>> Start SUPPLIED MATERIAL

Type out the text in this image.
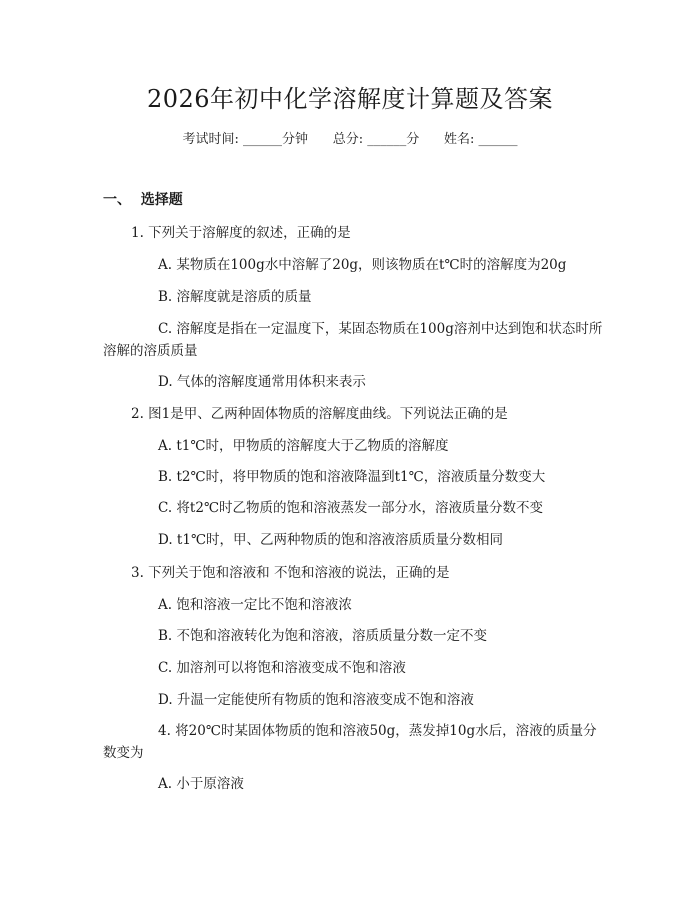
2026年初中化学溶解度计算题及答案
考试时间: ______分钟      总分: ______分      姓名: ______
一、  选择题
1. 下列关于溶解度的叙述，正确的是
A. 某物质在100g水中溶解了20g，则该物质在t℃时的溶解度为20g
B. 溶解度就是溶质的质量
C. 溶解度是指在一定温度下，某固态物质在100g溶剂中达到饱和状态时所溶解的溶质质量
D. 气体的溶解度通常用体积来表示
2. 图1是甲、乙两种固体物质的溶解度曲线。下列说法正确的是
A. t1℃时，甲物质的溶解度大于乙物质的溶解度
B. t2℃时，将甲物质的饱和溶液降温到t1℃，溶液质量分数变大
C. 将t2℃时乙物质的饱和溶液蒸发一部分水，溶液质量分数不变
D. t1℃时，甲、乙两种物质的饱和溶液溶质质量分数相同
3. 下列关于饱和溶液和 不饱和溶液的说法，正确的是
A. 饱和溶液一定比不饱和溶液浓
B. 不饱和溶液转化为饱和溶液，溶质质量分数一定不变
C. 加溶剂可以将饱和溶液变成不饱和溶液
D. 升温一定能使所有物质的饱和溶液变成不饱和溶液
4. 将20℃时某固体物质的饱和溶液50g，蒸发掉10g水后，溶液的质量分数变为
A. 小于原溶液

>> End SUPPLIED MATERIAL

REQUEST. Quote every record above exactly, leaving out the pictures.

SOLUTION TO THIS PROBLEM.
Type out the text in this image.
2026年初中化学溶解度计算题及答案
考试时间: ______分钟      总分: ______分      姓名: ______
一、  选择题
1. 下列关于溶解度的叙述，正确的是
A. 某物质在100g水中溶解了20g，则该物质在t℃时的溶解度为20g
B. 溶解度就是溶质的质量
C. 溶解度是指在一定温度下，某固态物质在100g溶剂中达到饱和状态时所溶解的溶质质量
D. 气体的溶解度通常用体积来表示
2. 图1是甲、乙两种固体物质的溶解度曲线。下列说法正确的是
A. t1℃时，甲物质的溶解度大于乙物质的溶解度
B. t2℃时，将甲物质的饱和溶液降温到t1℃，溶液质量分数变大
C. 将t2℃时乙物质的饱和溶液蒸发一部分水，溶液质量分数不变
D. t1℃时，甲、乙两种物质的饱和溶液溶质质量分数相同
3. 下列关于饱和溶液和 不饱和溶液的说法，正确的是
A. 饱和溶液一定比不饱和溶液浓
B. 不饱和溶液转化为饱和溶液，溶质质量分数一定不变
C. 加溶剂可以将饱和溶液变成不饱和溶液
D. 升温一定能使所有物质的饱和溶液变成不饱和溶液
4. 将20℃时某固体物质的饱和溶液50g，蒸发掉10g水后，溶液的质量分数变为
A. 小于原溶液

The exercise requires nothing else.